### Stated exercise
Every line with the word "than" in it should be extracted from the data that follows.

___

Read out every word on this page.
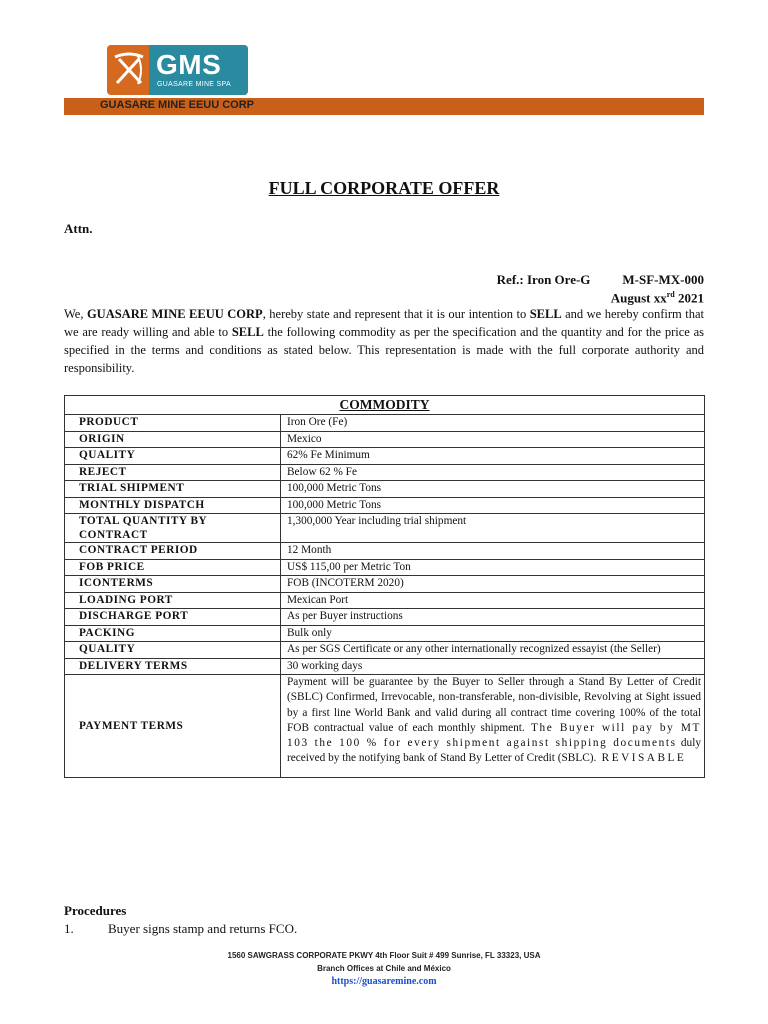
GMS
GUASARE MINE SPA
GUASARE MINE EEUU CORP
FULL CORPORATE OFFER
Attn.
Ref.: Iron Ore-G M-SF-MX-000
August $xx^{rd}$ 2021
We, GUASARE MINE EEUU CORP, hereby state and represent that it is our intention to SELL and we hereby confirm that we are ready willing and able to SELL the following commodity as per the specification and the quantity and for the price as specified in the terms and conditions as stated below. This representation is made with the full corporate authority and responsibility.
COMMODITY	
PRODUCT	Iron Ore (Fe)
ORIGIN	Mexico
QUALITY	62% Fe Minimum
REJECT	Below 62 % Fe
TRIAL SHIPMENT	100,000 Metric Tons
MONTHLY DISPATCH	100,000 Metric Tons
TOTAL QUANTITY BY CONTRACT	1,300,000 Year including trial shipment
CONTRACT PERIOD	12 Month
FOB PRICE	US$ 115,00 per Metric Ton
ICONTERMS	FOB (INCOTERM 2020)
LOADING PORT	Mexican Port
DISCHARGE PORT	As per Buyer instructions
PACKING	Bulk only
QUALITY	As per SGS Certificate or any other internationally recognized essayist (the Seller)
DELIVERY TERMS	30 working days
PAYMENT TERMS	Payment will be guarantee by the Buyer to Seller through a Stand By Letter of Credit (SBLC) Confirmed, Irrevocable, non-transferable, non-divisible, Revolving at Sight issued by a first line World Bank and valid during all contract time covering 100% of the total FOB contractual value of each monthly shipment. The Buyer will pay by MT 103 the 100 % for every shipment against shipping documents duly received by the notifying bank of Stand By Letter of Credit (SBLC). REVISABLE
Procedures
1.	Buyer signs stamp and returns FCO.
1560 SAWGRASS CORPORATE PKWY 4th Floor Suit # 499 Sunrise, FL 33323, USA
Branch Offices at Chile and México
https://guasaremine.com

___

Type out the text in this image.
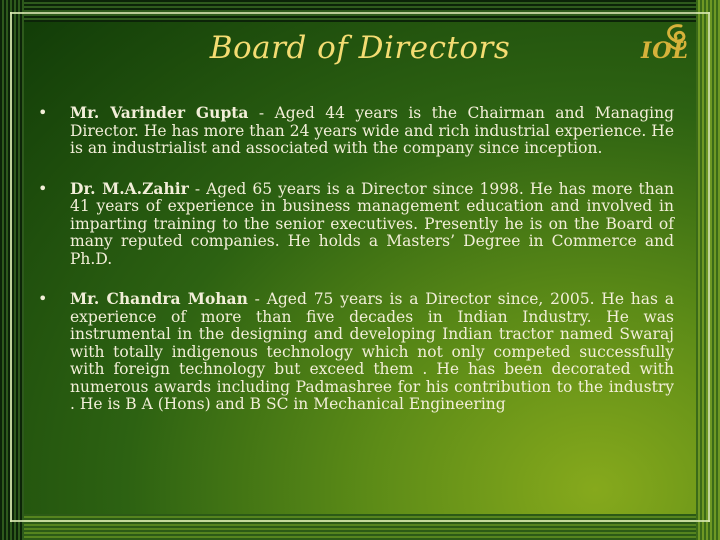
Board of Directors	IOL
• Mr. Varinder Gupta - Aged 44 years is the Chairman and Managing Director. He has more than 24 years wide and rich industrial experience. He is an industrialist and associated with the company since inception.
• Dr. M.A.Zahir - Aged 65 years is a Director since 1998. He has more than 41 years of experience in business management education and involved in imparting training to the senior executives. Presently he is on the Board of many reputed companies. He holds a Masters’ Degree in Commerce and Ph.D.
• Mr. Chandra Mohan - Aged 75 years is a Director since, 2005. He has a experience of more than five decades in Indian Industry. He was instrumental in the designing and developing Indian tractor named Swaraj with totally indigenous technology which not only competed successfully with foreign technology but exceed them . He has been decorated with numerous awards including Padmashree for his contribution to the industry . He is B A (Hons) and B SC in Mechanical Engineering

___

### Result below
• Mr. Varinder Gupta - Aged 44 years is the Chairman and Managing Director. He has more than 24 years wide and rich industrial experience. He is an industrialist and associated with the company since inception.
• Dr. M.A.Zahir - Aged 65 years is a Director since 1998. He has more than 41 years of experience in business management education and involved in imparting training to the senior executives. Presently he is on the Board of many reputed companies. He holds a Masters’ Degree in Commerce and Ph.D.
• Mr. Chandra Mohan - Aged 75 years is a Director since, 2005. He has a experience of more than five decades in Indian Industry. He was instrumental in the designing and developing Indian tractor named Swaraj with totally indigenous technology which not only competed successfully with foreign technology but exceed them . He has been decorated with numerous awards including Padmashree for his contribution to the industry . He is B A (Hons) and B SC in Mechanical Engineering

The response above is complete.